[Stored data]
────────────────────
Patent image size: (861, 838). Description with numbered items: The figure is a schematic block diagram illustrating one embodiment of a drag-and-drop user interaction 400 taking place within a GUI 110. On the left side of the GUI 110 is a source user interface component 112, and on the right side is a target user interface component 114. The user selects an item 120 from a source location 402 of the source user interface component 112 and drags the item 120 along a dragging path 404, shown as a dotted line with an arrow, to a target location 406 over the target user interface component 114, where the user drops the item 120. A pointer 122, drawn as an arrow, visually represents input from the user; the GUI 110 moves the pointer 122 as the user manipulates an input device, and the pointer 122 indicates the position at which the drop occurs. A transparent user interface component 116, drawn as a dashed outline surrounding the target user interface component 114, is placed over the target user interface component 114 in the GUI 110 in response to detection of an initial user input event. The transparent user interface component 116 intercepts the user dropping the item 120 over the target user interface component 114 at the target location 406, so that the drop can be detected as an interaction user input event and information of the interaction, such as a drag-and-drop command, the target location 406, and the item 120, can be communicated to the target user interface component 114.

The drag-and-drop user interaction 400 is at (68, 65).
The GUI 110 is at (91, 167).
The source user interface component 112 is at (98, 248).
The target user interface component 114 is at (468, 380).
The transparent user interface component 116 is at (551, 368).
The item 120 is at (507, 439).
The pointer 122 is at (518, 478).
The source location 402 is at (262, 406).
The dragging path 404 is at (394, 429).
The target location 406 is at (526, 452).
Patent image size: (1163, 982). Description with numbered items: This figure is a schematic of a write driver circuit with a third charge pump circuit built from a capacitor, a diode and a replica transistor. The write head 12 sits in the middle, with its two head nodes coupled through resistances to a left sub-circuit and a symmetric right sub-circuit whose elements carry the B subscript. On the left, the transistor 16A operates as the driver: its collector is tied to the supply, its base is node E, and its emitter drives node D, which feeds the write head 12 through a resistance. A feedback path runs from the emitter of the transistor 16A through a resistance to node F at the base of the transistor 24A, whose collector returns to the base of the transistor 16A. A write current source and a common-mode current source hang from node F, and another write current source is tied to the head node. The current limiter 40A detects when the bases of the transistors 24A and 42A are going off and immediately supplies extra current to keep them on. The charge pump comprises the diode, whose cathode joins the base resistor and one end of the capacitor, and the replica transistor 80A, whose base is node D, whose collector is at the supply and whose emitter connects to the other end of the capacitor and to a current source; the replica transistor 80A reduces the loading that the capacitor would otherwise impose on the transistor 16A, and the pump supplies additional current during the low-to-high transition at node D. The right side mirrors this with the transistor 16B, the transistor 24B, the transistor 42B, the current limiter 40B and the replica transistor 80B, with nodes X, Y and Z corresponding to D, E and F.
────────────────────
# WHAT THE TASK ASKS:
Lay out the records as a numbered list, starting with the first line and going on through the line that contains "The target location 406 is at (526, 452).", and leave out any blank lines.

# OUTPUT:
1. Patent image size: (861, 838). Description with numbered items: The figure is a schematic block diagram illustrating one embodiment of a drag-and-drop user interaction 400 taking place within a GUI 110. On the left side of the GUI 110 is a source user interface component 112, and on the right side is a target user interface component 114. The user selects an item 120 from a source location 402 of the source user interface component 112 and drags the item 120 along a dragging path 404, shown as a dotted line with an arrow, to a target location 406 over the target user interface component 114, where the user drops the item 120. A pointer 122, drawn as an arrow, visually represents input from the user; the GUI 110 moves the pointer 122 as the user manipulates an input device, and the pointer 122 indicates the position at which the drop occurs. A transparent user interface component 116, drawn as a dashed outline surrounding the target user interface component 114, is placed over the target user interface component 114 in the GUI 110 in response to detection of an initial user input event. The transparent user interface component 116 intercepts the user dropping the item 120 over the target user interface component 114 at the target location 406, so that the drop can be detected as an interaction user input event and information of the interaction, such as a drag-and-drop command, the target location 406, and the item 120, can be communicated to the target user interface component 114.
2. The drag-and-drop user interaction 400 is at (68, 65).
3. The GUI 110 is at (91, 167).
4. The source user interface component 112 is at (98, 248).
5. The target user interface component 114 is at (468, 380).
6. The transparent user interface component 116 is at (551, 368).
7. The item 120 is at (507, 439).
8. The pointer 122 is at (518, 478).
9. The source location 402 is at (262, 406).
10. The dragging path 404 is at (394, 429).
11. The target location 406 is at (526, 452).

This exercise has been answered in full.